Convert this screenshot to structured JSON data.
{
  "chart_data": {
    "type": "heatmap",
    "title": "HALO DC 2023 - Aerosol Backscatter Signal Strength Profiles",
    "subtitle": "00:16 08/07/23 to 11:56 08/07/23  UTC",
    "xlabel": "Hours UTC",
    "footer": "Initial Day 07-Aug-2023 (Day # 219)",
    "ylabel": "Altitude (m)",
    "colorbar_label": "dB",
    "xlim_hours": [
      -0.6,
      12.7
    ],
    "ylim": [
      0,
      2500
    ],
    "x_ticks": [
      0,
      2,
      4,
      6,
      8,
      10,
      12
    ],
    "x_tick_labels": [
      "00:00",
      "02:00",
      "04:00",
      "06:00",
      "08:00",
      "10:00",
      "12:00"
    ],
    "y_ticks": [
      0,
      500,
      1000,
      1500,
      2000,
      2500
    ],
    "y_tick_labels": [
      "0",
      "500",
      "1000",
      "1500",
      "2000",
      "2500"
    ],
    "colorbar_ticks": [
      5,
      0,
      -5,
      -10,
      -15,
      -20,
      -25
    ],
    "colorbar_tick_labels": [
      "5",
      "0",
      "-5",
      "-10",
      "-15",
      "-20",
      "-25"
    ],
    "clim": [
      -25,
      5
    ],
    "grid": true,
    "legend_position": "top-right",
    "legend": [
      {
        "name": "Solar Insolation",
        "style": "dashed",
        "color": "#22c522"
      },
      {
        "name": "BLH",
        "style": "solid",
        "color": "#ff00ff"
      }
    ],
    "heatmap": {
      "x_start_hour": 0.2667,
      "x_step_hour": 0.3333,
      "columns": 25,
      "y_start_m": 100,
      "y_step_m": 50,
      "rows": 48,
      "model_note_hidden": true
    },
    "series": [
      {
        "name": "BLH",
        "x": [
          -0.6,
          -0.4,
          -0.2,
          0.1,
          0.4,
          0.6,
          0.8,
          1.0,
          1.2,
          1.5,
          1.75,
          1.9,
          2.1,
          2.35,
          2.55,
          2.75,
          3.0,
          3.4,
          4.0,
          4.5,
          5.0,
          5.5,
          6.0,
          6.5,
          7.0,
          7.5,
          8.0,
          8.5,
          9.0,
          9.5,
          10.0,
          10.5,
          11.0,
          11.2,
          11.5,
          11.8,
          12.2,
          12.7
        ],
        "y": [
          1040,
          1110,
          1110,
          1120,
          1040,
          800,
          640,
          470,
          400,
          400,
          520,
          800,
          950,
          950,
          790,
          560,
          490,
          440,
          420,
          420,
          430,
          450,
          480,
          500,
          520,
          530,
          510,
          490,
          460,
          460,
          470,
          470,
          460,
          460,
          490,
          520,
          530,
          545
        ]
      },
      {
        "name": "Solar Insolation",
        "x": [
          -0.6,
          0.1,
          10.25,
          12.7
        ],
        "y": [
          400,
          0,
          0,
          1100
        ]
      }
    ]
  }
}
******
:: Written request ::
Make an exact copy of the material above.

:: Response ::
Convert this screenshot to structured JSON data.
{
  "chart_data": {
    "type": "heatmap",
    "title": "HALO DC 2023 - Aerosol Backscatter Signal Strength Profiles",
    "subtitle": "00:16 08/07/23 to 11:56 08/07/23  UTC",
    "xlabel": "Hours UTC",
    "footer": "Initial Day 07-Aug-2023 (Day # 219)",
    "ylabel": "Altitude (m)",
    "colorbar_label": "dB",
    "xlim_hours": [
      -0.6,
      12.7
    ],
    "ylim": [
      0,
      2500
    ],
    "x_ticks": [
      0,
      2,
      4,
      6,
      8,
      10,
      12
    ],
    "x_tick_labels": [
      "00:00",
      "02:00",
      "04:00",
      "06:00",
      "08:00",
      "10:00",
      "12:00"
    ],
    "y_ticks": [
      0,
      500,
      1000,
      1500,
      2000,
      2500
    ],
    "y_tick_labels": [
      "0",
      "500",
      "1000",
      "1500",
      "2000",
      "2500"
    ],
    "colorbar_ticks": [
      5,
      0,
      -5,
      -10,
      -15,
      -20,
      -25
    ],
    "colorbar_tick_labels": [
      "5",
      "0",
      "-5",
      "-10",
      "-15",
      "-20",
      "-25"
    ],
    "clim": [
      -25,
      5
    ],
    "grid": true,
    "legend_position": "top-right",
    "legend": [
      {
        "name": "Solar Insolation",
        "style": "dashed",
        "color": "#22c522"
      },
      {
        "name": "BLH",
        "style": "solid",
        "color": "#ff00ff"
      }
    ],
    "heatmap": {
      "x_start_hour": 0.2667,
      "x_step_hour": 0.3333,
      "columns": 25,
      "y_start_m": 100,
      "y_step_m": 50,
      "rows": 48,
      "model_note_hidden": true
    },
    "series": [
      {
        "name": "BLH",
        "x": [
          -0.6,
          -0.4,
          -0.2,
          0.1,
          0.4,
          0.6,
          0.8,
          1.0,
          1.2,
          1.5,
          1.75,
          1.9,
          2.1,
          2.35,
          2.55,
          2.75,
          3.0,
          3.4,
          4.0,
          4.5,
          5.0,
          5.5,
          6.0,
          6.5,
          7.0,
          7.5,
          8.0,
          8.5,
          9.0,
          9.5,
          10.0,
          10.5,
          11.0,
          11.2,
          11.5,
          11.8,
          12.2,
          12.7
        ],
        "y": [
          1040,
          1110,
          1110,
          1120,
          1040,
          800,
          640,
          470,
          400,
          400,
          520,
          800,
          950,
          950,
          790,
          560,
          490,
          440,
          420,
          420,
          430,
          450,
          480,
          500,
          520,
          530,
          510,
          490,
          460,
          460,
          470,
          470,
          460,
          460,
          490,
          520,
          530,
          545
        ]
      },
      {
        "name": "Solar Insolation",
        "x": [
          -0.6,
          0.1,
          10.25,
          12.7
        ],
        "y": [
          400,
          0,
          0,
          1100
        ]
      }
    ]
  }
}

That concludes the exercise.